start

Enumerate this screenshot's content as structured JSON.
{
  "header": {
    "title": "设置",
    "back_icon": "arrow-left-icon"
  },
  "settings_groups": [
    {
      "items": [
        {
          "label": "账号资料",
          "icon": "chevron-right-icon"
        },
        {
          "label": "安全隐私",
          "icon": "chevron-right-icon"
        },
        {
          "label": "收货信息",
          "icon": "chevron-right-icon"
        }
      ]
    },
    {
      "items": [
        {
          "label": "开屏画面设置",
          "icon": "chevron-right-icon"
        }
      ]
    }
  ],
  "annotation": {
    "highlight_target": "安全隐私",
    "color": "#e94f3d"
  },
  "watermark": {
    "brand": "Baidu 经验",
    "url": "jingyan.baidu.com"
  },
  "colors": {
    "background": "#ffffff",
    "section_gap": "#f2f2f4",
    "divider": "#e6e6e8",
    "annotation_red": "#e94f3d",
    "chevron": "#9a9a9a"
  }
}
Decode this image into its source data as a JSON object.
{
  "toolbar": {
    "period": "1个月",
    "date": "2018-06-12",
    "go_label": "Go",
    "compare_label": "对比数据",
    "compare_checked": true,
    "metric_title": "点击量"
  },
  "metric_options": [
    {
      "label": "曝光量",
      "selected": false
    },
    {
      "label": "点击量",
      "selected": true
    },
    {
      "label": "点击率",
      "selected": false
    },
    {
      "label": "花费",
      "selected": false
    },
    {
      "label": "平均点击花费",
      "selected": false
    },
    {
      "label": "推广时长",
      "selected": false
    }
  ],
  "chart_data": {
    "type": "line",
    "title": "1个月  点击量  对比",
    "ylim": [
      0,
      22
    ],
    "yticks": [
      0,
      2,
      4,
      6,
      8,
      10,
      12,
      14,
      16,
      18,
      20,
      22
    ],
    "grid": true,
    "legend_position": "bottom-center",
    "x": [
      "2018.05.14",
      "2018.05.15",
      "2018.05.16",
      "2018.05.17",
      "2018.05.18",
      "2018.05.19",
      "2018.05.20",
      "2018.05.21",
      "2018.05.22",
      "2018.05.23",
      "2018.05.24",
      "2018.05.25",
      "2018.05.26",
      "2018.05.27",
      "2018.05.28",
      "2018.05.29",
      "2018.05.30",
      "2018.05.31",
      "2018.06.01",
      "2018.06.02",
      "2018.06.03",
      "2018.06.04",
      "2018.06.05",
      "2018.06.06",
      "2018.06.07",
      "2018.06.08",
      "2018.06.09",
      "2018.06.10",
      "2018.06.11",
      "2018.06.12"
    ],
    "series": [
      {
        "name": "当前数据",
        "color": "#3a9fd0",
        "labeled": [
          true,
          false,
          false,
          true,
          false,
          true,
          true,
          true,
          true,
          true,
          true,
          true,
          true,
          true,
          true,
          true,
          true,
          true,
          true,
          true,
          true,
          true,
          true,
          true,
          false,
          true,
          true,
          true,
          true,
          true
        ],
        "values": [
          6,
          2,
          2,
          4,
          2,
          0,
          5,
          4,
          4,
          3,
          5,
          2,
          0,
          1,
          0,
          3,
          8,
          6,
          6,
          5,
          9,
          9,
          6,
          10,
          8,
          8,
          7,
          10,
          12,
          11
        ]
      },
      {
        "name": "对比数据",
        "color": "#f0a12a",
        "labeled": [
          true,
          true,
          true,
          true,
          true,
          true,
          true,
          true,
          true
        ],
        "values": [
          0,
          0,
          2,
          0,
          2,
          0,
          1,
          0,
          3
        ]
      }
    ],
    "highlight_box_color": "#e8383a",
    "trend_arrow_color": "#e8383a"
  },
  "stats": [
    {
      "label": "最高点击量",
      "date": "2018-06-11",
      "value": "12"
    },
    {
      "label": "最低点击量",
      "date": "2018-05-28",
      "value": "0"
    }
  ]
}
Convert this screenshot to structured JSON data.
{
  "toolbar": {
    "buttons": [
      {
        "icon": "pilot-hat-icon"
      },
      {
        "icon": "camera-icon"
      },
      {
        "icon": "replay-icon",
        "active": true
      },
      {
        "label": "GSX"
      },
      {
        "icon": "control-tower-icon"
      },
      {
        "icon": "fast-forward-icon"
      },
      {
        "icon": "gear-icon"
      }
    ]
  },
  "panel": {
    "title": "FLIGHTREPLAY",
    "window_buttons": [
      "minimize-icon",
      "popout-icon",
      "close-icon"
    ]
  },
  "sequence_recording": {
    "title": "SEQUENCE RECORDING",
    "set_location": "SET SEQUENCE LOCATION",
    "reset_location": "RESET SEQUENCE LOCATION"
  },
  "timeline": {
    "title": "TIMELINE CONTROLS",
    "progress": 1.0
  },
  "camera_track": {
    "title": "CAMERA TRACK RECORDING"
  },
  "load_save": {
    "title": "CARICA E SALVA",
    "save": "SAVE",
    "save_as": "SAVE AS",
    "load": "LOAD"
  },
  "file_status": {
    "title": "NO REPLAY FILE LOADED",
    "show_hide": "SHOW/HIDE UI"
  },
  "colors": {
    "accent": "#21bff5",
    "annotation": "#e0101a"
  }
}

end

### [WORK INSTRUCTIONS]
Repeat all of the records above exactly as they appear.

### [WRITTEN RESPONSE]
Enumerate this screenshot's content as structured JSON.
{
  "header": {
    "title": "设置",
    "back_icon": "arrow-left-icon"
  },
  "settings_groups": [
    {
      "items": [
        {
          "label": "账号资料",
          "icon": "chevron-right-icon"
        },
        {
          "label": "安全隐私",
          "icon": "chevron-right-icon"
        },
        {
          "label": "收货信息",
          "icon": "chevron-right-icon"
        }
      ]
    },
    {
      "items": [
        {
          "label": "开屏画面设置",
          "icon": "chevron-right-icon"
        }
      ]
    }
  ],
  "annotation": {
    "highlight_target": "安全隐私",
    "color": "#e94f3d"
  },
  "watermark": {
    "brand": "Baidu 经验",
    "url": "jingyan.baidu.com"
  },
  "colors": {
    "background": "#ffffff",
    "section_gap": "#f2f2f4",
    "divider": "#e6e6e8",
    "annotation_red": "#e94f3d",
    "chevron": "#9a9a9a"
  }
}
Decode this image into its source data as a JSON object.
{
  "toolbar": {
    "period": "1个月",
    "date": "2018-06-12",
    "go_label": "Go",
    "compare_label": "对比数据",
    "compare_checked": true,
    "metric_title": "点击量"
  },
  "metric_options": [
    {
      "label": "曝光量",
      "selected": false
    },
    {
      "label": "点击量",
      "selected": true
    },
    {
      "label": "点击率",
      "selected": false
    },
    {
      "label": "花费",
      "selected": false
    },
    {
      "label": "平均点击花费",
      "selected": false
    },
    {
      "label": "推广时长",
      "selected": false
    }
  ],
  "chart_data": {
    "type": "line",
    "title": "1个月  点击量  对比",
    "ylim": [
      0,
      22
    ],
    "yticks": [
      0,
      2,
      4,
      6,
      8,
      10,
      12,
      14,
      16,
      18,
      20,
      22
    ],
    "grid": true,
    "legend_position": "bottom-center",
    "x": [
      "2018.05.14",
      "2018.05.15",
      "2018.05.16",
      "2018.05.17",
      "2018.05.18",
      "2018.05.19",
      "2018.05.20",
      "2018.05.21",
      "2018.05.22",
      "2018.05.23",
      "2018.05.24",
      "2018.05.25",
      "2018.05.26",
      "2018.05.27",
      "2018.05.28",
      "2018.05.29",
      "2018.05.30",
      "2018.05.31",
      "2018.06.01",
      "2018.06.02",
      "2018.06.03",
      "2018.06.04",
      "2018.06.05",
      "2018.06.06",
      "2018.06.07",
      "2018.06.08",
      "2018.06.09",
      "2018.06.10",
      "2018.06.11",
      "2018.06.12"
    ],
    "series": [
      {
        "name": "当前数据",
        "color": "#3a9fd0",
        "labeled": [
          true,
          false,
          false,
          true,
          false,
          true,
          true,
          true,
          true,
          true,
          true,
          true,
          true,
          true,
          true,
          true,
          true,
          true,
          true,
          true,
          true,
          true,
          true,
          true,
          false,
          true,
          true,
          true,
          true,
          true
        ],
        "values": [
          6,
          2,
          2,
          4,
          2,
          0,
          5,
          4,
          4,
          3,
          5,
          2,
          0,
          1,
          0,
          3,
          8,
          6,
          6,
          5,
          9,
          9,
          6,
          10,
          8,
          8,
          7,
          10,
          12,
          11
        ]
      },
      {
        "name": "对比数据",
        "color": "#f0a12a",
        "labeled": [
          true,
          true,
          true,
          true,
          true,
          true,
          true,
          true,
          true
        ],
        "values": [
          0,
          0,
          2,
          0,
          2,
          0,
          1,
          0,
          3
        ]
      }
    ],
    "highlight_box_color": "#e8383a",
    "trend_arrow_color": "#e8383a"
  },
  "stats": [
    {
      "label": "最高点击量",
      "date": "2018-06-11",
      "value": "12"
    },
    {
      "label": "最低点击量",
      "date": "2018-05-28",
      "value": "0"
    }
  ]
}
Convert this screenshot to structured JSON data.
{
  "toolbar": {
    "buttons": [
      {
        "icon": "pilot-hat-icon"
      },
      {
        "icon": "camera-icon"
      },
      {
        "icon": "replay-icon",
        "active": true
      },
      {
        "label": "GSX"
      },
      {
        "icon": "control-tower-icon"
      },
      {
        "icon": "fast-forward-icon"
      },
      {
        "icon": "gear-icon"
      }
    ]
  },
  "panel": {
    "title": "FLIGHTREPLAY",
    "window_buttons": [
      "minimize-icon",
      "popout-icon",
      "close-icon"
    ]
  },
  "sequence_recording": {
    "title": "SEQUENCE RECORDING",
    "set_location": "SET SEQUENCE LOCATION",
    "reset_location": "RESET SEQUENCE LOCATION"
  },
  "timeline": {
    "title": "TIMELINE CONTROLS",
    "progress": 1.0
  },
  "camera_track": {
    "title": "CAMERA TRACK RECORDING"
  },
  "load_save": {
    "title": "CARICA E SALVA",
    "save": "SAVE",
    "save_as": "SAVE AS",
    "load": "LOAD"
  },
  "file_status": {
    "title": "NO REPLAY FILE LOADED",
    "show_hide": "SHOW/HIDE UI"
  },
  "colors": {
    "accent": "#21bff5",
    "annotation": "#e0101a"
  }
}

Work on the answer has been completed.